## Exercise task
What follows is a block of records; restate each one word for word.

%%

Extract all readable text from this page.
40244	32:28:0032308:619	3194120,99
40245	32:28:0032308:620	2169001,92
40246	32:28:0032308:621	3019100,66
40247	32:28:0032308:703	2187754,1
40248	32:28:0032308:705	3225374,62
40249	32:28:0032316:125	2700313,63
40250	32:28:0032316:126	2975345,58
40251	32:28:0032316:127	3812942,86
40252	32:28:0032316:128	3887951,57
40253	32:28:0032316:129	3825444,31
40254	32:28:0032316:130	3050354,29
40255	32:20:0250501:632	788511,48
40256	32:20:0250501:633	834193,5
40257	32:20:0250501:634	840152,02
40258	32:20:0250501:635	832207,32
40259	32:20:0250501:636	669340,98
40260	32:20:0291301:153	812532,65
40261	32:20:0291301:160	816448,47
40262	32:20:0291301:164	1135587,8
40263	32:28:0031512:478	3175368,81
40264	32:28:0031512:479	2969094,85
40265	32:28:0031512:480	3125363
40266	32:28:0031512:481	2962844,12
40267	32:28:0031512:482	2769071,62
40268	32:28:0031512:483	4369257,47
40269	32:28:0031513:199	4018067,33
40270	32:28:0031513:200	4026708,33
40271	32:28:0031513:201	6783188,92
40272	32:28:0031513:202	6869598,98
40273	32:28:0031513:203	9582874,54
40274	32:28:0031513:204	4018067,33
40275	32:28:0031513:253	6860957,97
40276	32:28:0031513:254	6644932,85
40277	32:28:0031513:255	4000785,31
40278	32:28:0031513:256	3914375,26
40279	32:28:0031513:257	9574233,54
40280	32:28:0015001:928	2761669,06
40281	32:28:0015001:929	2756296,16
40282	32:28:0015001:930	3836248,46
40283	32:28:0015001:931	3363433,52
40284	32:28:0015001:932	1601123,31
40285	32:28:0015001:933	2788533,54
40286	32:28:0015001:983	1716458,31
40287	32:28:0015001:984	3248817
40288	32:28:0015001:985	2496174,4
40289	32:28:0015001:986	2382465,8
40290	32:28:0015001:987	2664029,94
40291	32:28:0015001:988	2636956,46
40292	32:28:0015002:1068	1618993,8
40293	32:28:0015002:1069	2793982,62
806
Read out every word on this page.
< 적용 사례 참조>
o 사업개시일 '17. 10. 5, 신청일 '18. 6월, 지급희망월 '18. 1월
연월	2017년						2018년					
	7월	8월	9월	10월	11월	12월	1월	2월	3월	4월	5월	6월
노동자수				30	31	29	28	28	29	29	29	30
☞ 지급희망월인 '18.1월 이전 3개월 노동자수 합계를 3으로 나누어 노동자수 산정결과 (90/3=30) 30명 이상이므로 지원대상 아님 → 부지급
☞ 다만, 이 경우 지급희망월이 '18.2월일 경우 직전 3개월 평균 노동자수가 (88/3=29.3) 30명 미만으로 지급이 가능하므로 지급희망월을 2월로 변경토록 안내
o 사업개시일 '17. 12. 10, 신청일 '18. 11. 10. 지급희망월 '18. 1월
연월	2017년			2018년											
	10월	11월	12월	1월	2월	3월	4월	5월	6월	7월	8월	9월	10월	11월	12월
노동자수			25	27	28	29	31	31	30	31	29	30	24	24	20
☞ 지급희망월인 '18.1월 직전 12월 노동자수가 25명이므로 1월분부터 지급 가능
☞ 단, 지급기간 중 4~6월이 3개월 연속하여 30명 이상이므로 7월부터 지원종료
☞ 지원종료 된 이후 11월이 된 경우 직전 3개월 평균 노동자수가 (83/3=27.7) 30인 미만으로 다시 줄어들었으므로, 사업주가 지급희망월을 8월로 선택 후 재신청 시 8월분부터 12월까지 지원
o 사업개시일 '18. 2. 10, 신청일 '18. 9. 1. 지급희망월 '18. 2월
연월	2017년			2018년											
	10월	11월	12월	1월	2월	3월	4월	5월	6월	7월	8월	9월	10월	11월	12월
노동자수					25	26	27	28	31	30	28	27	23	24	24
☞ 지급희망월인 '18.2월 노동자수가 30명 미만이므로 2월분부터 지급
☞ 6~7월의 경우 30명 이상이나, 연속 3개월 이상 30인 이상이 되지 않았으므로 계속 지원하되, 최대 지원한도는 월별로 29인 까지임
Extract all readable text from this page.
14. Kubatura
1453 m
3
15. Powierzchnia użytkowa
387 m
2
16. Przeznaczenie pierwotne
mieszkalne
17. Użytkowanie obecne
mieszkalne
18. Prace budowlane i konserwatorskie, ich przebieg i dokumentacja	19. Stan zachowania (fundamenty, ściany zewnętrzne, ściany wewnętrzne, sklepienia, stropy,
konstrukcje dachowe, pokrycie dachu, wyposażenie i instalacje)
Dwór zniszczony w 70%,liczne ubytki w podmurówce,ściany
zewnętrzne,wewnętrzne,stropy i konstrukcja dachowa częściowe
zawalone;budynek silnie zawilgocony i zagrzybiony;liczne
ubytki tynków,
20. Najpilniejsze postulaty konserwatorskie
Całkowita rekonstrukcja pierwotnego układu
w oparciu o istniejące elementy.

%%

## Complete answer
Extract all readable text from this page.
40244	32:28:0032308:619	3194120,99
40245	32:28:0032308:620	2169001,92
40246	32:28:0032308:621	3019100,66
40247	32:28:0032308:703	2187754,1
40248	32:28:0032308:705	3225374,62
40249	32:28:0032316:125	2700313,63
40250	32:28:0032316:126	2975345,58
40251	32:28:0032316:127	3812942,86
40252	32:28:0032316:128	3887951,57
40253	32:28:0032316:129	3825444,31
40254	32:28:0032316:130	3050354,29
40255	32:20:0250501:632	788511,48
40256	32:20:0250501:633	834193,5
40257	32:20:0250501:634	840152,02
40258	32:20:0250501:635	832207,32
40259	32:20:0250501:636	669340,98
40260	32:20:0291301:153	812532,65
40261	32:20:0291301:160	816448,47
40262	32:20:0291301:164	1135587,8
40263	32:28:0031512:478	3175368,81
40264	32:28:0031512:479	2969094,85
40265	32:28:0031512:480	3125363
40266	32:28:0031512:481	2962844,12
40267	32:28:0031512:482	2769071,62
40268	32:28:0031512:483	4369257,47
40269	32:28:0031513:199	4018067,33
40270	32:28:0031513:200	4026708,33
40271	32:28:0031513:201	6783188,92
40272	32:28:0031513:202	6869598,98
40273	32:28:0031513:203	9582874,54
40274	32:28:0031513:204	4018067,33
40275	32:28:0031513:253	6860957,97
40276	32:28:0031513:254	6644932,85
40277	32:28:0031513:255	4000785,31
40278	32:28:0031513:256	3914375,26
40279	32:28:0031513:257	9574233,54
40280	32:28:0015001:928	2761669,06
40281	32:28:0015001:929	2756296,16
40282	32:28:0015001:930	3836248,46
40283	32:28:0015001:931	3363433,52
40284	32:28:0015001:932	1601123,31
40285	32:28:0015001:933	2788533,54
40286	32:28:0015001:983	1716458,31
40287	32:28:0015001:984	3248817
40288	32:28:0015001:985	2496174,4
40289	32:28:0015001:986	2382465,8
40290	32:28:0015001:987	2664029,94
40291	32:28:0015001:988	2636956,46
40292	32:28:0015002:1068	1618993,8
40293	32:28:0015002:1069	2793982,62
806
Read out every word on this page.
< 적용 사례 참조>
o 사업개시일 '17. 10. 5, 신청일 '18. 6월, 지급희망월 '18. 1월
연월	2017년						2018년					
	7월	8월	9월	10월	11월	12월	1월	2월	3월	4월	5월	6월
노동자수				30	31	29	28	28	29	29	29	30
☞ 지급희망월인 '18.1월 이전 3개월 노동자수 합계를 3으로 나누어 노동자수 산정결과 (90/3=30) 30명 이상이므로 지원대상 아님 → 부지급
☞ 다만, 이 경우 지급희망월이 '18.2월일 경우 직전 3개월 평균 노동자수가 (88/3=29.3) 30명 미만으로 지급이 가능하므로 지급희망월을 2월로 변경토록 안내
o 사업개시일 '17. 12. 10, 신청일 '18. 11. 10. 지급희망월 '18. 1월
연월	2017년			2018년											
	10월	11월	12월	1월	2월	3월	4월	5월	6월	7월	8월	9월	10월	11월	12월
노동자수			25	27	28	29	31	31	30	31	29	30	24	24	20
☞ 지급희망월인 '18.1월 직전 12월 노동자수가 25명이므로 1월분부터 지급 가능
☞ 단, 지급기간 중 4~6월이 3개월 연속하여 30명 이상이므로 7월부터 지원종료
☞ 지원종료 된 이후 11월이 된 경우 직전 3개월 평균 노동자수가 (83/3=27.7) 30인 미만으로 다시 줄어들었으므로, 사업주가 지급희망월을 8월로 선택 후 재신청 시 8월분부터 12월까지 지원
o 사업개시일 '18. 2. 10, 신청일 '18. 9. 1. 지급희망월 '18. 2월
연월	2017년			2018년											
	10월	11월	12월	1월	2월	3월	4월	5월	6월	7월	8월	9월	10월	11월	12월
노동자수					25	26	27	28	31	30	28	27	23	24	24
☞ 지급희망월인 '18.2월 노동자수가 30명 미만이므로 2월분부터 지급
☞ 6~7월의 경우 30명 이상이나, 연속 3개월 이상 30인 이상이 되지 않았으므로 계속 지원하되, 최대 지원한도는 월별로 29인 까지임
Extract all readable text from this page.
14. Kubatura
1453 m
3
15. Powierzchnia użytkowa
387 m
2
16. Przeznaczenie pierwotne
mieszkalne
17. Użytkowanie obecne
mieszkalne
18. Prace budowlane i konserwatorskie, ich przebieg i dokumentacja	19. Stan zachowania (fundamenty, ściany zewnętrzne, ściany wewnętrzne, sklepienia, stropy,
konstrukcje dachowe, pokrycie dachu, wyposażenie i instalacje)
Dwór zniszczony w 70%,liczne ubytki w podmurówce,ściany
zewnętrzne,wewnętrzne,stropy i konstrukcja dachowa częściowe
zawalone;budynek silnie zawilgocony i zagrzybiony;liczne
ubytki tynków,
20. Najpilniejsze postulaty konserwatorskie
Całkowita rekonstrukcja pierwotnego układu
w oparciu o istniejące elementy.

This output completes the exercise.